Figure collection entries
************

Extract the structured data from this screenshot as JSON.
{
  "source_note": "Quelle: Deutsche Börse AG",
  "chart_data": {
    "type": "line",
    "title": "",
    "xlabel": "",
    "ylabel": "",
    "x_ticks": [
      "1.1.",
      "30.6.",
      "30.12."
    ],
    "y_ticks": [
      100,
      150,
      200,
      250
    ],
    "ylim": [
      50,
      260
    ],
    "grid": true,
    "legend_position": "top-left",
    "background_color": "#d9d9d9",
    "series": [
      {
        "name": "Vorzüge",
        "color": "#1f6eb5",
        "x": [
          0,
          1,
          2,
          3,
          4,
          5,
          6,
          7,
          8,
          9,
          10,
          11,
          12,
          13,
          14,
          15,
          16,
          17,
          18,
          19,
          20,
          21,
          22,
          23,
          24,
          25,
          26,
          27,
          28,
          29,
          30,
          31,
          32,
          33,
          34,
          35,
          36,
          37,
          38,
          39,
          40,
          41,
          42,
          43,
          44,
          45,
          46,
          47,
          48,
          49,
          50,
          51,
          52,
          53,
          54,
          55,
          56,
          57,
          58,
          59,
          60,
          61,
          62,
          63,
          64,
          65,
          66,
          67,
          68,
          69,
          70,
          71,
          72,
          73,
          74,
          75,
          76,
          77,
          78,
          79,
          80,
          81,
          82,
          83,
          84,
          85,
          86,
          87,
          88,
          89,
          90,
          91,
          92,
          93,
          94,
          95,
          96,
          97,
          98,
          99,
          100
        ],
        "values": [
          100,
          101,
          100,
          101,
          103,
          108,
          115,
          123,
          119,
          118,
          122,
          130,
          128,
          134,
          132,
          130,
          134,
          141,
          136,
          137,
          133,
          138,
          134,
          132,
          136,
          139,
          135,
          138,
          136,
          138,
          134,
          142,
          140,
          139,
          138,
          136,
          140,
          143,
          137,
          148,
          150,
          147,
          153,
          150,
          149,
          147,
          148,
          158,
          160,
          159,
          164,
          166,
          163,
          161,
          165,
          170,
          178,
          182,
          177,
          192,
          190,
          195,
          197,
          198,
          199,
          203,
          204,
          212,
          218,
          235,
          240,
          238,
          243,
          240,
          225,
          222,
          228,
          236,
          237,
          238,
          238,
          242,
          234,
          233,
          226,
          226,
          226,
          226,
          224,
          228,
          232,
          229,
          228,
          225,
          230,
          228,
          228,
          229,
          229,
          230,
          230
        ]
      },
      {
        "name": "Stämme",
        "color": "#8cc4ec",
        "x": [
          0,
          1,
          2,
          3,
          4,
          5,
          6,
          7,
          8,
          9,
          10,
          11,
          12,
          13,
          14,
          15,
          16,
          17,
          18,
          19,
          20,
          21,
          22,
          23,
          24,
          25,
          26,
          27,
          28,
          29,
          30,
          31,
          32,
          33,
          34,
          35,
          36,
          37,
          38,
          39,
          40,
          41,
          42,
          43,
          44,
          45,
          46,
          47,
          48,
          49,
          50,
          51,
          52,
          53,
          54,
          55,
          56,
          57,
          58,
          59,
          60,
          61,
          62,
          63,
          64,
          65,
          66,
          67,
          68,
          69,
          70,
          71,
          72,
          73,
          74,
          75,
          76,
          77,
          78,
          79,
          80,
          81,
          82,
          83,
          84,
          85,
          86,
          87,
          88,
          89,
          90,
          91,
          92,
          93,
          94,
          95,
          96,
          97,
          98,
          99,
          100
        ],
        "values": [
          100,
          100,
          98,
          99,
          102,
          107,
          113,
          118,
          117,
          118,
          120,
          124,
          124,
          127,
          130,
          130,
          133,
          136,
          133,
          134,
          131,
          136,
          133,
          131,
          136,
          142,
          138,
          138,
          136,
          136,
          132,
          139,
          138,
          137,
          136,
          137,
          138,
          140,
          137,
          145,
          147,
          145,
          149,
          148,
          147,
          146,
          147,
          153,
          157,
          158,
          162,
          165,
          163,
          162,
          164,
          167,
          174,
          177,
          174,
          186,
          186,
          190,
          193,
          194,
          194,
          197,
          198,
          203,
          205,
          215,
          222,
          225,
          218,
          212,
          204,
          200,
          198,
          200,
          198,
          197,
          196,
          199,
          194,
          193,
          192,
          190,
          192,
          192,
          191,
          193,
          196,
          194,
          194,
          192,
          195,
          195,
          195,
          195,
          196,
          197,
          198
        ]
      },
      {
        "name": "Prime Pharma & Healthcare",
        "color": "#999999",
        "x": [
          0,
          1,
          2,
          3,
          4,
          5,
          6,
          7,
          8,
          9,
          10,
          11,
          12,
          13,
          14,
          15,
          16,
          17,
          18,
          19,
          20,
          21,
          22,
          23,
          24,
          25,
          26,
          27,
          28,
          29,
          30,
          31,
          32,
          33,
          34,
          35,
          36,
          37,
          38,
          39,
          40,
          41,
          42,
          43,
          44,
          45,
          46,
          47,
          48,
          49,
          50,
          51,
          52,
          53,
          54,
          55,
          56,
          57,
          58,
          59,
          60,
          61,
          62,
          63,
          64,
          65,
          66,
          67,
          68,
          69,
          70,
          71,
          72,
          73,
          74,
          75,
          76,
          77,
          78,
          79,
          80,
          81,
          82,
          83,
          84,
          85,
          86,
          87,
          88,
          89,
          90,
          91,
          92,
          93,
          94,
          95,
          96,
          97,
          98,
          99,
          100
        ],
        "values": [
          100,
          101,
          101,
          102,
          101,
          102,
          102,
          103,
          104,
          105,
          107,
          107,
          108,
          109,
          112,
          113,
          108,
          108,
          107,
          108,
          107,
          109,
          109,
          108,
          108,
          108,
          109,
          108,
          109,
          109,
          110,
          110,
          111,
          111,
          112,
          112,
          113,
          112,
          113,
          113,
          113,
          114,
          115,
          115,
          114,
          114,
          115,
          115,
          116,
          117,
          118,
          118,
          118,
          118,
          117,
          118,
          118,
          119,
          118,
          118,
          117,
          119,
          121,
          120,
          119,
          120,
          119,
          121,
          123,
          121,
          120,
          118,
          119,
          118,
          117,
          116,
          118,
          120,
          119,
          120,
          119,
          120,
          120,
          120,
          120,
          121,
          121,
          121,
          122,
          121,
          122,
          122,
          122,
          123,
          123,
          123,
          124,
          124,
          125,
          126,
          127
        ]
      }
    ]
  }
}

************

**What you should do:** Take the listing above and set it down exactly.

**Reply to the task:**
Extract the structured data from this screenshot as JSON.
{
  "source_note": "Quelle: Deutsche Börse AG",
  "chart_data": {
    "type": "line",
    "title": "",
    "xlabel": "",
    "ylabel": "",
    "x_ticks": [
      "1.1.",
      "30.6.",
      "30.12."
    ],
    "y_ticks": [
      100,
      150,
      200,
      250
    ],
    "ylim": [
      50,
      260
    ],
    "grid": true,
    "legend_position": "top-left",
    "background_color": "#d9d9d9",
    "series": [
      {
        "name": "Vorzüge",
        "color": "#1f6eb5",
        "x": [
          0,
          1,
          2,
          3,
          4,
          5,
          6,
          7,
          8,
          9,
          10,
          11,
          12,
          13,
          14,
          15,
          16,
          17,
          18,
          19,
          20,
          21,
          22,
          23,
          24,
          25,
          26,
          27,
          28,
          29,
          30,
          31,
          32,
          33,
          34,
          35,
          36,
          37,
          38,
          39,
          40,
          41,
          42,
          43,
          44,
          45,
          46,
          47,
          48,
          49,
          50,
          51,
          52,
          53,
          54,
          55,
          56,
          57,
          58,
          59,
          60,
          61,
          62,
          63,
          64,
          65,
          66,
          67,
          68,
          69,
          70,
          71,
          72,
          73,
          74,
          75,
          76,
          77,
          78,
          79,
          80,
          81,
          82,
          83,
          84,
          85,
          86,
          87,
          88,
          89,
          90,
          91,
          92,
          93,
          94,
          95,
          96,
          97,
          98,
          99,
          100
        ],
        "values": [
          100,
          101,
          100,
          101,
          103,
          108,
          115,
          123,
          119,
          118,
          122,
          130,
          128,
          134,
          132,
          130,
          134,
          141,
          136,
          137,
          133,
          138,
          134,
          132,
          136,
          139,
          135,
          138,
          136,
          138,
          134,
          142,
          140,
          139,
          138,
          136,
          140,
          143,
          137,
          148,
          150,
          147,
          153,
          150,
          149,
          147,
          148,
          158,
          160,
          159,
          164,
          166,
          163,
          161,
          165,
          170,
          178,
          182,
          177,
          192,
          190,
          195,
          197,
          198,
          199,
          203,
          204,
          212,
          218,
          235,
          240,
          238,
          243,
          240,
          225,
          222,
          228,
          236,
          237,
          238,
          238,
          242,
          234,
          233,
          226,
          226,
          226,
          226,
          224,
          228,
          232,
          229,
          228,
          225,
          230,
          228,
          228,
          229,
          229,
          230,
          230
        ]
      },
      {
        "name": "Stämme",
        "color": "#8cc4ec",
        "x": [
          0,
          1,
          2,
          3,
          4,
          5,
          6,
          7,
          8,
          9,
          10,
          11,
          12,
          13,
          14,
          15,
          16,
          17,
          18,
          19,
          20,
          21,
          22,
          23,
          24,
          25,
          26,
          27,
          28,
          29,
          30,
          31,
          32,
          33,
          34,
          35,
          36,
          37,
          38,
          39,
          40,
          41,
          42,
          43,
          44,
          45,
          46,
          47,
          48,
          49,
          50,
          51,
          52,
          53,
          54,
          55,
          56,
          57,
          58,
          59,
          60,
          61,
          62,
          63,
          64,
          65,
          66,
          67,
          68,
          69,
          70,
          71,
          72,
          73,
          74,
          75,
          76,
          77,
          78,
          79,
          80,
          81,
          82,
          83,
          84,
          85,
          86,
          87,
          88,
          89,
          90,
          91,
          92,
          93,
          94,
          95,
          96,
          97,
          98,
          99,
          100
        ],
        "values": [
          100,
          100,
          98,
          99,
          102,
          107,
          113,
          118,
          117,
          118,
          120,
          124,
          124,
          127,
          130,
          130,
          133,
          136,
          133,
          134,
          131,
          136,
          133,
          131,
          136,
          142,
          138,
          138,
          136,
          136,
          132,
          139,
          138,
          137,
          136,
          137,
          138,
          140,
          137,
          145,
          147,
          145,
          149,
          148,
          147,
          146,
          147,
          153,
          157,
          158,
          162,
          165,
          163,
          162,
          164,
          167,
          174,
          177,
          174,
          186,
          186,
          190,
          193,
          194,
          194,
          197,
          198,
          203,
          205,
          215,
          222,
          225,
          218,
          212,
          204,
          200,
          198,
          200,
          198,
          197,
          196,
          199,
          194,
          193,
          192,
          190,
          192,
          192,
          191,
          193,
          196,
          194,
          194,
          192,
          195,
          195,
          195,
          195,
          196,
          197,
          198
        ]
      },
      {
        "name": "Prime Pharma & Healthcare",
        "color": "#999999",
        "x": [
          0,
          1,
          2,
          3,
          4,
          5,
          6,
          7,
          8,
          9,
          10,
          11,
          12,
          13,
          14,
          15,
          16,
          17,
          18,
          19,
          20,
          21,
          22,
          23,
          24,
          25,
          26,
          27,
          28,
          29,
          30,
          31,
          32,
          33,
          34,
          35,
          36,
          37,
          38,
          39,
          40,
          41,
          42,
          43,
          44,
          45,
          46,
          47,
          48,
          49,
          50,
          51,
          52,
          53,
          54,
          55,
          56,
          57,
          58,
          59,
          60,
          61,
          62,
          63,
          64,
          65,
          66,
          67,
          68,
          69,
          70,
          71,
          72,
          73,
          74,
          75,
          76,
          77,
          78,
          79,
          80,
          81,
          82,
          83,
          84,
          85,
          86,
          87,
          88,
          89,
          90,
          91,
          92,
          93,
          94,
          95,
          96,
          97,
          98,
          99,
          100
        ],
        "values": [
          100,
          101,
          101,
          102,
          101,
          102,
          102,
          103,
          104,
          105,
          107,
          107,
          108,
          109,
          112,
          113,
          108,
          108,
          107,
          108,
          107,
          109,
          109,
          108,
          108,
          108,
          109,
          108,
          109,
          109,
          110,
          110,
          111,
          111,
          112,
          112,
          113,
          112,
          113,
          113,
          113,
          114,
          115,
          115,
          114,
          114,
          115,
          115,
          116,
          117,
          118,
          118,
          118,
          118,
          117,
          118,
          118,
          119,
          118,
          118,
          117,
          119,
          121,
          120,
          119,
          120,
          119,
          121,
          123,
          121,
          120,
          118,
          119,
          118,
          117,
          116,
          118,
          120,
          119,
          120,
          119,
          120,
          120,
          120,
          120,
          121,
          121,
          121,
          122,
          121,
          122,
          122,
          122,
          123,
          123,
          123,
          124,
          124,
          125,
          126,
          127
        ]
      }
    ]
  }
}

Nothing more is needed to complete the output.